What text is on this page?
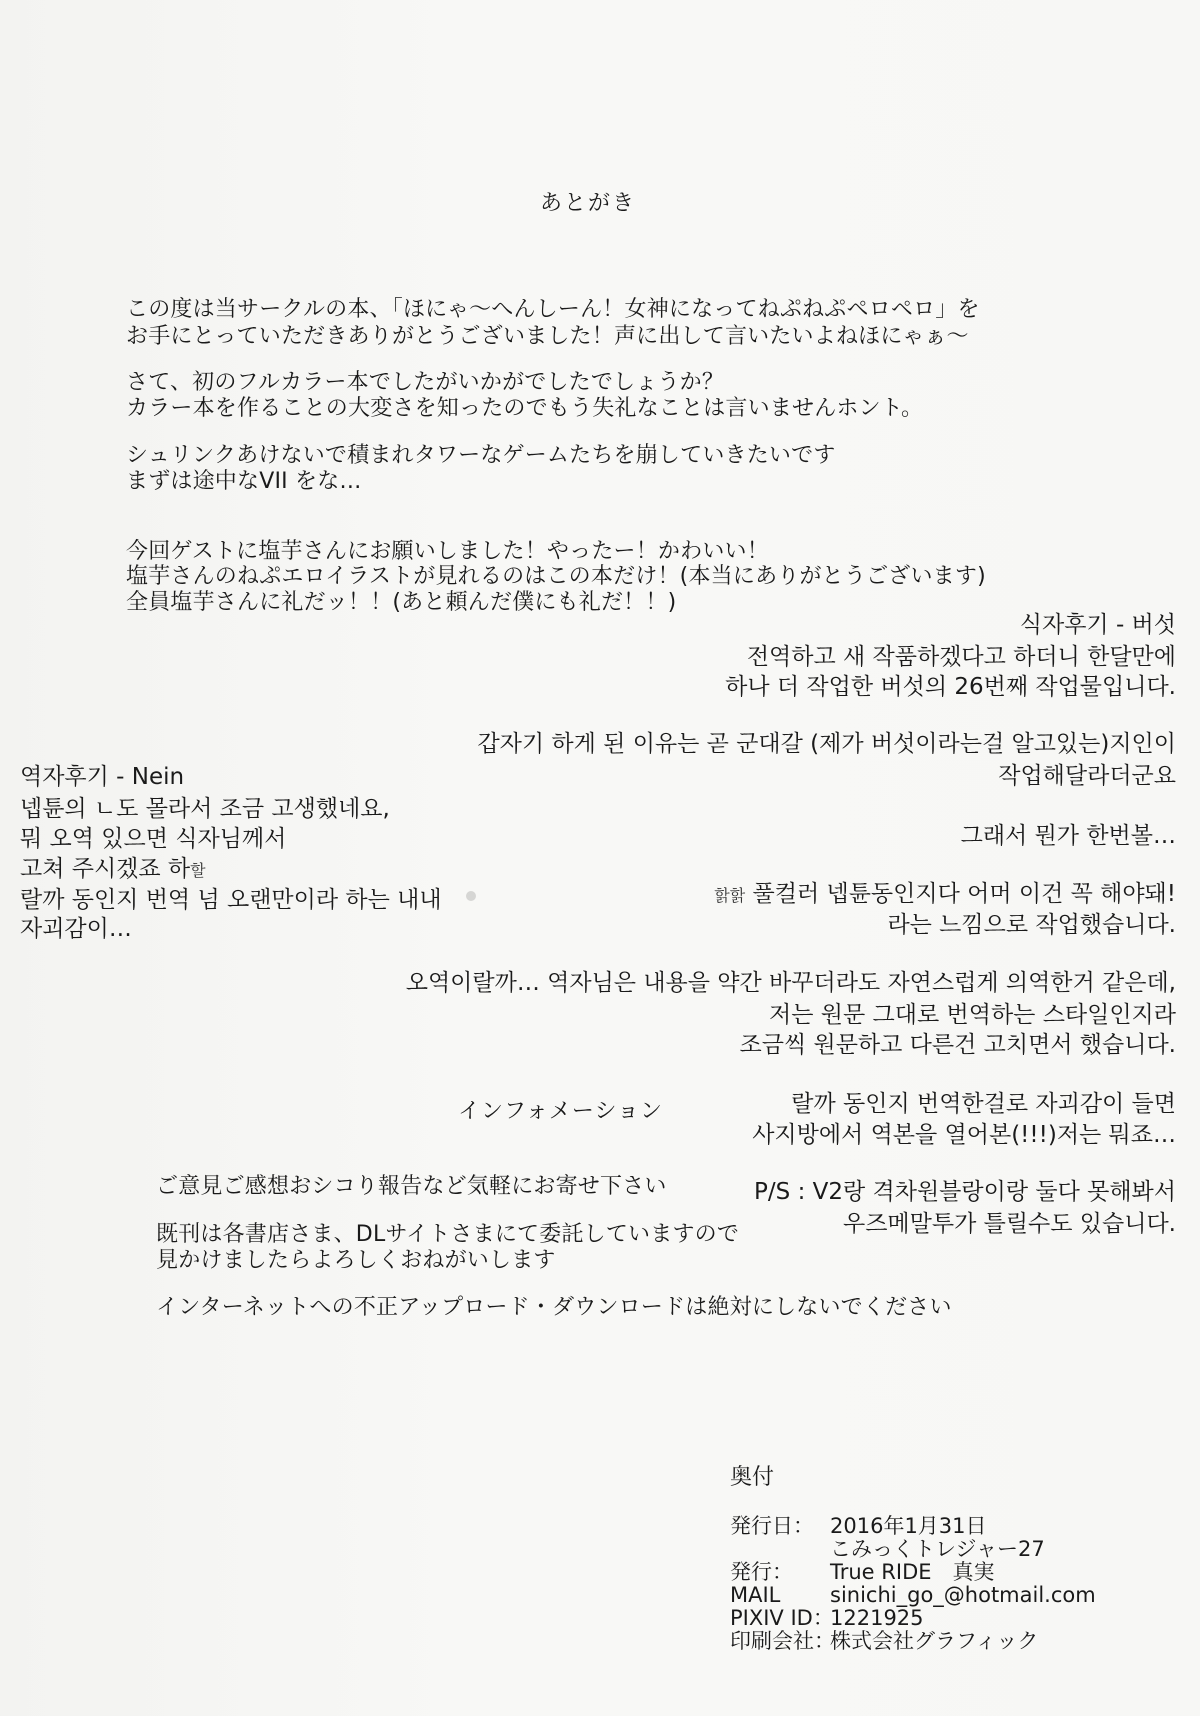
あとがき
この度は当サークルの本、「ほにゃ～へんしーん！女神になってねぷねぷペロペロ」を
お手にとっていただきありがとうございました！声に出して言いたいよねほにゃぁ～
さて、初のフルカラー本でしたがいかがでしたでしょうか？
カラー本を作ることの大変さを知ったのでもう失礼なことは言いませんホント。
シュリンクあけないで積まれタワーなゲームたちを崩していきたいです
まずは途中なVII をな…
今回ゲストに塩芋さんにお願いしました！やったー！かわいい！
塩芋さんのねぷエロイラストが見れるのはこの本だけ！(本当にありがとうございます)
全員塩芋さんに礼だッ！！(あと頼んだ僕にも礼だ！！)
식자후기 - 버섯
전역하고 새 작품하겠다고 하더니 한달만에
하나 더 작업한 버섯의 26번째 작업물입니다.
갑자기 하게 된 이유는 곧 군대갈 (제가 버섯이라는걸 알고있는)지인이
작업해달라더군요
그래서 뭔가 한번볼…
핡핡 풀컬러 넵튠동인지다 어머 이건 꼭 해야돼!
라는 느낌으로 작업했습니다.
오역이랄까… 역자님은 내용을 약간 바꾸더라도 자연스럽게 의역한거 같은데,
저는 원문 그대로 번역하는 스타일인지라
조금씩 원문하고 다른건 고치면서 했습니다.
랄까 동인지 번역한걸로 자괴감이 들면
사지방에서 역본을 열어본(!!!)저는 뭐죠…
P/S : V2랑 격차원블랑이랑 둘다 못해봐서
우즈메말투가 틀릴수도 있습니다.
역자후기 - Nein
넵튠의 ㄴ도 몰라서 조금 고생했네요,
뭐 오역 있으면 식자님께서
고쳐 주시겠죠 하할
랄까 동인지 번역 넘 오랜만이라 하는 내내
자괴감이…
インフォメーション
ご意見ご感想おシコり報告など気軽にお寄せ下さい
既刊は各書店さま、DLサイトさまにて委託していますので
見かけましたらよろしくおねがいします
インターネットへの不正アップロード・ダウンロードは絶対にしないでください
奥付
発行日： 2016年1月31日
こみっくトレジャー27
発行： True RIDE　真実
MAIL sinichi_go_@hotmail.com
PIXIV ID：1221925
印刷会社：株式会社グラフィック
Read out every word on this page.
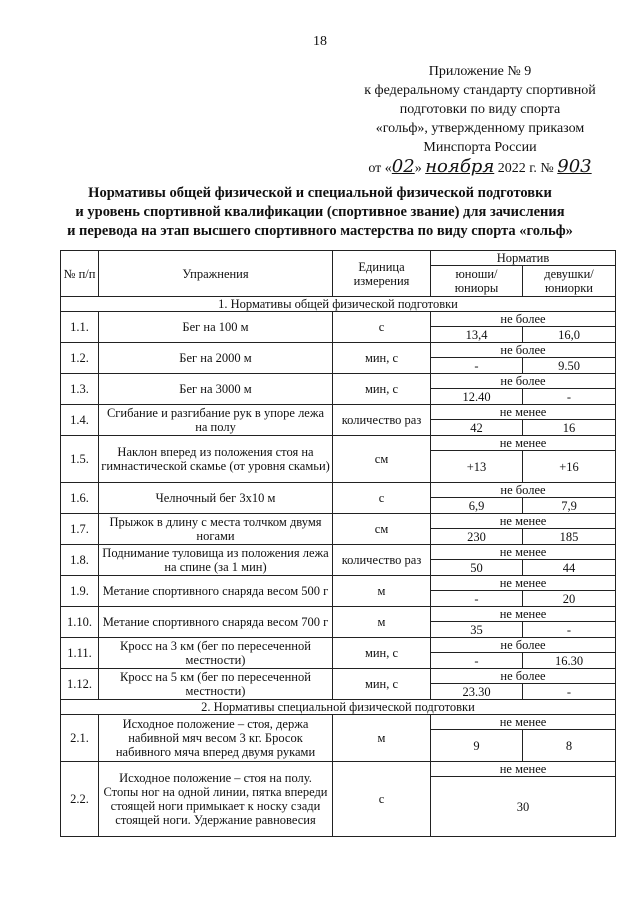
18
Приложение № 9
к федеральному стандарту спортивной
подготовки по виду спорта
«гольф», утвержденному приказом
Минспорта России
от «02» ноября 2022 г. № 903
Нормативы общей физической и специальной физической подготовки
и уровень спортивной квалификации (спортивное звание) для зачисления
и перевода на этап высшего спортивного мастерства по виду спорта «гольф»
№ п/п	Упражнения	Единица измерения	Норматив	
			юноши/ юниоры	девушки/ юниорки
1. Нормативы общей физической подготовки				
1.1.	Бег на 100 м	с	не более	
			13,4	16,0
1.2.	Бег на 2000 м	мин, с	не более	
			-	9.50
1.3.	Бег на 3000 м	мин, с	не более	
			12.40	-
1.4.	Сгибание и разгибание рук в упоре лежа на полу	количество раз	не менее	
			42	16
1.5.	Наклон вперед из положения стоя на гимнастической скамье (от уровня скамьи)	см	не менее	
			+13	+16
1.6.	Челночный бег 3х10 м	с	не более	
			6,9	7,9
1.7.	Прыжок в длину с места толчком двумя ногами	см	не менее	
			230	185
1.8.	Поднимание туловища из положения лежа на спине (за 1 мин)	количество раз	не менее	
			50	44
1.9.	Метание спортивного снаряда весом 500 г	м	не менее	
			-	20
1.10.	Метание спортивного снаряда весом 700 г	м	не менее	
			35	-
1.11.	Кросс на 3 км (бег по пересеченной местности)	мин, с	не более	
			-	16.30
1.12.	Кросс на 5 км (бег по пересеченной местности)	мин, с	не более	
			23.30	-
2. Нормативы специальной физической подготовки				
2.1.	Исходное положение – стоя, держа набивной мяч весом 3 кг. Бросок набивного мяча вперед двумя руками	м	не менее	
			9	8
2.2.	Исходное положение – стоя на полу. Стопы ног на одной линии, пятка впереди стоящей ноги примыкает к носку сзади стоящей ноги. Удержание равновесия	с	не менее	
			30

- Short problem
Reproduce each entry precisely, dropping only the pictures.

- Complete response
What text is on this page?
あとがき
この度は当サークルの本、「ほにゃ～へんしーん！女神になってねぷねぷペロペロ」を
お手にとっていただきありがとうございました！声に出して言いたいよねほにゃぁ～
さて、初のフルカラー本でしたがいかがでしたでしょうか？
カラー本を作ることの大変さを知ったのでもう失礼なことは言いませんホント。
シュリンクあけないで積まれタワーなゲームたちを崩していきたいです
まずは途中なVII をな…
今回ゲストに塩芋さんにお願いしました！やったー！かわいい！
塩芋さんのねぷエロイラストが見れるのはこの本だけ！(本当にありがとうございます)
全員塩芋さんに礼だッ！！(あと頼んだ僕にも礼だ！！)
식자후기 - 버섯
전역하고 새 작품하겠다고 하더니 한달만에
하나 더 작업한 버섯의 26번째 작업물입니다.
갑자기 하게 된 이유는 곧 군대갈 (제가 버섯이라는걸 알고있는)지인이
작업해달라더군요
그래서 뭔가 한번볼…
핡핡 풀컬러 넵튠동인지다 어머 이건 꼭 해야돼!
라는 느낌으로 작업했습니다.
오역이랄까… 역자님은 내용을 약간 바꾸더라도 자연스럽게 의역한거 같은데,
저는 원문 그대로 번역하는 스타일인지라
조금씩 원문하고 다른건 고치면서 했습니다.
랄까 동인지 번역한걸로 자괴감이 들면
사지방에서 역본을 열어본(!!!)저는 뭐죠…
P/S : V2랑 격차원블랑이랑 둘다 못해봐서
우즈메말투가 틀릴수도 있습니다.
역자후기 - Nein
넵튠의 ㄴ도 몰라서 조금 고생했네요,
뭐 오역 있으면 식자님께서
고쳐 주시겠죠 하할
랄까 동인지 번역 넘 오랜만이라 하는 내내
자괴감이…
インフォメーション
ご意見ご感想おシコり報告など気軽にお寄せ下さい
既刊は各書店さま、DLサイトさまにて委託していますので
見かけましたらよろしくおねがいします
インターネットへの不正アップロード・ダウンロードは絶対にしないでください
奥付
発行日： 2016年1月31日
こみっくトレジャー27
発行： True RIDE　真実
MAIL sinichi_go_@hotmail.com
PIXIV ID：1221925
印刷会社：株式会社グラフィック
Read out every word on this page.
18
Приложение № 9
к федеральному стандарту спортивной
подготовки по виду спорта
«гольф», утвержденному приказом
Минспорта России
от «02» ноября 2022 г. № 903
Нормативы общей физической и специальной физической подготовки
и уровень спортивной квалификации (спортивное звание) для зачисления
и перевода на этап высшего спортивного мастерства по виду спорта «гольф»
№ п/п	Упражнения	Единица измерения	Норматив	
			юноши/ юниоры	девушки/ юниорки
1. Нормативы общей физической подготовки				
1.1.	Бег на 100 м	с	не более	
			13,4	16,0
1.2.	Бег на 2000 м	мин, с	не более	
			-	9.50
1.3.	Бег на 3000 м	мин, с	не более	
			12.40	-
1.4.	Сгибание и разгибание рук в упоре лежа на полу	количество раз	не менее	
			42	16
1.5.	Наклон вперед из положения стоя на гимнастической скамье (от уровня скамьи)	см	не менее	
			+13	+16
1.6.	Челночный бег 3х10 м	с	не более	
			6,9	7,9
1.7.	Прыжок в длину с места толчком двумя ногами	см	не менее	
			230	185
1.8.	Поднимание туловища из положения лежа на спине (за 1 мин)	количество раз	не менее	
			50	44
1.9.	Метание спортивного снаряда весом 500 г	м	не менее	
			-	20
1.10.	Метание спортивного снаряда весом 700 г	м	не менее	
			35	-
1.11.	Кросс на 3 км (бег по пересеченной местности)	мин, с	не более	
			-	16.30
1.12.	Кросс на 5 км (бег по пересеченной местности)	мин, с	не более	
			23.30	-
2. Нормативы специальной физической подготовки				
2.1.	Исходное положение – стоя, держа набивной мяч весом 3 кг. Бросок набивного мяча вперед двумя руками	м	не менее	
			9	8
2.2.	Исходное положение – стоя на полу. Стопы ног на одной линии, пятка впереди стоящей ноги примыкает к носку сзади стоящей ноги. Удержание равновесия	с	не менее	
			30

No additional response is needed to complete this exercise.